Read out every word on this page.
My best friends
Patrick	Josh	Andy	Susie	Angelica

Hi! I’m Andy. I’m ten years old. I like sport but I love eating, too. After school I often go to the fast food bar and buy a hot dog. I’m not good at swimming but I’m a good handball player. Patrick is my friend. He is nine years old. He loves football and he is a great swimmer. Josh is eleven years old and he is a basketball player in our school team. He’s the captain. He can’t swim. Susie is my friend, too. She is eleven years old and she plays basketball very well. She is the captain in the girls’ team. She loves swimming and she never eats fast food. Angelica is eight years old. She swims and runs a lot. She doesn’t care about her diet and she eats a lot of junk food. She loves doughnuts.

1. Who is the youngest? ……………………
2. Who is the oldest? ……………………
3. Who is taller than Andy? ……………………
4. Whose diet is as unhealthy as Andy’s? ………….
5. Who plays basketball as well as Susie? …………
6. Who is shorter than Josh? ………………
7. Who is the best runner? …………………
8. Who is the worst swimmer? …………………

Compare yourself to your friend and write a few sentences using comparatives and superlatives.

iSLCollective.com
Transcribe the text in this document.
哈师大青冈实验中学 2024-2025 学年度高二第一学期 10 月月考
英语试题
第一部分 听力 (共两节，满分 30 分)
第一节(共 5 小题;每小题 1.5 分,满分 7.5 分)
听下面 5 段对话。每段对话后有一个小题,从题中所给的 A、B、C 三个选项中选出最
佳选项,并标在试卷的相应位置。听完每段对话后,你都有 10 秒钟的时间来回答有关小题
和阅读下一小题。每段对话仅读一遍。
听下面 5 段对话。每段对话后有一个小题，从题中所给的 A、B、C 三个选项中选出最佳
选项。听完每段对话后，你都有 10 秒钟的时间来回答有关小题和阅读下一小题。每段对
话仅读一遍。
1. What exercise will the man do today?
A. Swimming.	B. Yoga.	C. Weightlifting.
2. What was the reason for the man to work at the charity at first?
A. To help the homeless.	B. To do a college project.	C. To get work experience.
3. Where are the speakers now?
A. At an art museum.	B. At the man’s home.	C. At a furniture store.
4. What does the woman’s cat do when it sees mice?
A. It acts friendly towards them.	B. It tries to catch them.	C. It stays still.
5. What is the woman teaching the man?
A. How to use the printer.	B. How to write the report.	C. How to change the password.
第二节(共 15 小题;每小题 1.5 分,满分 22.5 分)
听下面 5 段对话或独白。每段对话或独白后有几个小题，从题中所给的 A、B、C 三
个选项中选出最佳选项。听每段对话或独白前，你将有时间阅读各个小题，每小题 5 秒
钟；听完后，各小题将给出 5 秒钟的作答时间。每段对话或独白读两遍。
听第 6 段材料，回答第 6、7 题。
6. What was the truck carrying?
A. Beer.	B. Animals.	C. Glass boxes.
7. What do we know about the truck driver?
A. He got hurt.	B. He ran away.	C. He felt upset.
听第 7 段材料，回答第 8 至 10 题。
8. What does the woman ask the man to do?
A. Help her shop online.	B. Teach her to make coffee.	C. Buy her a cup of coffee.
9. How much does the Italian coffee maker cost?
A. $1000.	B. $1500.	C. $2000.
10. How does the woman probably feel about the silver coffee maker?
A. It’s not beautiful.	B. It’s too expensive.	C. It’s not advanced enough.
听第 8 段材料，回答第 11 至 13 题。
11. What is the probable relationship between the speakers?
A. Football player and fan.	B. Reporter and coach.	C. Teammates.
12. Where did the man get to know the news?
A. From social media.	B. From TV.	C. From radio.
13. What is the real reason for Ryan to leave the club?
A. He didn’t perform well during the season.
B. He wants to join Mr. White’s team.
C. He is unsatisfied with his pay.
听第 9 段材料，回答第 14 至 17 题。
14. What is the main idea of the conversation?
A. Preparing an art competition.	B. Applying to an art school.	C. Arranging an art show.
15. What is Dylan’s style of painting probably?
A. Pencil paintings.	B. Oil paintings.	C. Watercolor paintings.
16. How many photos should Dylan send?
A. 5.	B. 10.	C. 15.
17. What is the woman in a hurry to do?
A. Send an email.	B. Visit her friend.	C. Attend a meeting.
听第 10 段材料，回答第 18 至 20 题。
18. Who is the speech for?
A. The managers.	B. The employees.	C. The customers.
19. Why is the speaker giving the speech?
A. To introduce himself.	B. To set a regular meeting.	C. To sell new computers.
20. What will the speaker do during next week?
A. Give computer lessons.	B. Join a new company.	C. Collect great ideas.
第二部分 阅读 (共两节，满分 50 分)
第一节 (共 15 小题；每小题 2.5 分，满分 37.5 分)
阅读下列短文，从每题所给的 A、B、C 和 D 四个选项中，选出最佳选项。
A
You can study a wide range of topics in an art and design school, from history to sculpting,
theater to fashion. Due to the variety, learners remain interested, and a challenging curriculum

· · · · ·

| Instructions for the task |
Copy every record above exactly as it appears.

| Answer |
Read out every word on this page.
My best friends
Patrick	Josh	Andy	Susie	Angelica

Hi! I’m Andy. I’m ten years old. I like sport but I love eating, too. After school I often go to the fast food bar and buy a hot dog. I’m not good at swimming but I’m a good handball player. Patrick is my friend. He is nine years old. He loves football and he is a great swimmer. Josh is eleven years old and he is a basketball player in our school team. He’s the captain. He can’t swim. Susie is my friend, too. She is eleven years old and she plays basketball very well. She is the captain in the girls’ team. She loves swimming and she never eats fast food. Angelica is eight years old. She swims and runs a lot. She doesn’t care about her diet and she eats a lot of junk food. She loves doughnuts.

1. Who is the youngest? ……………………
2. Who is the oldest? ……………………
3. Who is taller than Andy? ……………………
4. Whose diet is as unhealthy as Andy’s? ………….
5. Who plays basketball as well as Susie? …………
6. Who is shorter than Josh? ………………
7. Who is the best runner? …………………
8. Who is the worst swimmer? …………………

Compare yourself to your friend and write a few sentences using comparatives and superlatives.

iSLCollective.com
Transcribe the text in this document.
哈师大青冈实验中学 2024-2025 学年度高二第一学期 10 月月考
英语试题
第一部分 听力 (共两节，满分 30 分)
第一节(共 5 小题;每小题 1.5 分,满分 7.5 分)
听下面 5 段对话。每段对话后有一个小题,从题中所给的 A、B、C 三个选项中选出最
佳选项,并标在试卷的相应位置。听完每段对话后,你都有 10 秒钟的时间来回答有关小题
和阅读下一小题。每段对话仅读一遍。
听下面 5 段对话。每段对话后有一个小题，从题中所给的 A、B、C 三个选项中选出最佳
选项。听完每段对话后，你都有 10 秒钟的时间来回答有关小题和阅读下一小题。每段对
话仅读一遍。
1. What exercise will the man do today?
A. Swimming.	B. Yoga.	C. Weightlifting.
2. What was the reason for the man to work at the charity at first?
A. To help the homeless.	B. To do a college project.	C. To get work experience.
3. Where are the speakers now?
A. At an art museum.	B. At the man’s home.	C. At a furniture store.
4. What does the woman’s cat do when it sees mice?
A. It acts friendly towards them.	B. It tries to catch them.	C. It stays still.
5. What is the woman teaching the man?
A. How to use the printer.	B. How to write the report.	C. How to change the password.
第二节(共 15 小题;每小题 1.5 分,满分 22.5 分)
听下面 5 段对话或独白。每段对话或独白后有几个小题，从题中所给的 A、B、C 三
个选项中选出最佳选项。听每段对话或独白前，你将有时间阅读各个小题，每小题 5 秒
钟；听完后，各小题将给出 5 秒钟的作答时间。每段对话或独白读两遍。
听第 6 段材料，回答第 6、7 题。
6. What was the truck carrying?
A. Beer.	B. Animals.	C. Glass boxes.
7. What do we know about the truck driver?
A. He got hurt.	B. He ran away.	C. He felt upset.
听第 7 段材料，回答第 8 至 10 题。
8. What does the woman ask the man to do?
A. Help her shop online.	B. Teach her to make coffee.	C. Buy her a cup of coffee.
9. How much does the Italian coffee maker cost?
A. $1000.	B. $1500.	C. $2000.
10. How does the woman probably feel about the silver coffee maker?
A. It’s not beautiful.	B. It’s too expensive.	C. It’s not advanced enough.
听第 8 段材料，回答第 11 至 13 题。
11. What is the probable relationship between the speakers?
A. Football player and fan.	B. Reporter and coach.	C. Teammates.
12. Where did the man get to know the news?
A. From social media.	B. From TV.	C. From radio.
13. What is the real reason for Ryan to leave the club?
A. He didn’t perform well during the season.
B. He wants to join Mr. White’s team.
C. He is unsatisfied with his pay.
听第 9 段材料，回答第 14 至 17 题。
14. What is the main idea of the conversation?
A. Preparing an art competition.	B. Applying to an art school.	C. Arranging an art show.
15. What is Dylan’s style of painting probably?
A. Pencil paintings.	B. Oil paintings.	C. Watercolor paintings.
16. How many photos should Dylan send?
A. 5.	B. 10.	C. 15.
17. What is the woman in a hurry to do?
A. Send an email.	B. Visit her friend.	C. Attend a meeting.
听第 10 段材料，回答第 18 至 20 题。
18. Who is the speech for?
A. The managers.	B. The employees.	C. The customers.
19. Why is the speaker giving the speech?
A. To introduce himself.	B. To set a regular meeting.	C. To sell new computers.
20. What will the speaker do during next week?
A. Give computer lessons.	B. Join a new company.	C. Collect great ideas.
第二部分 阅读 (共两节，满分 50 分)
第一节 (共 15 小题；每小题 2.5 分，满分 37.5 分)
阅读下列短文，从每题所给的 A、B、C 和 D 四个选项中，选出最佳选项。
A
You can study a wide range of topics in an art and design school, from history to sculpting,
theater to fashion. Due to the variety, learners remain interested, and a challenging curriculum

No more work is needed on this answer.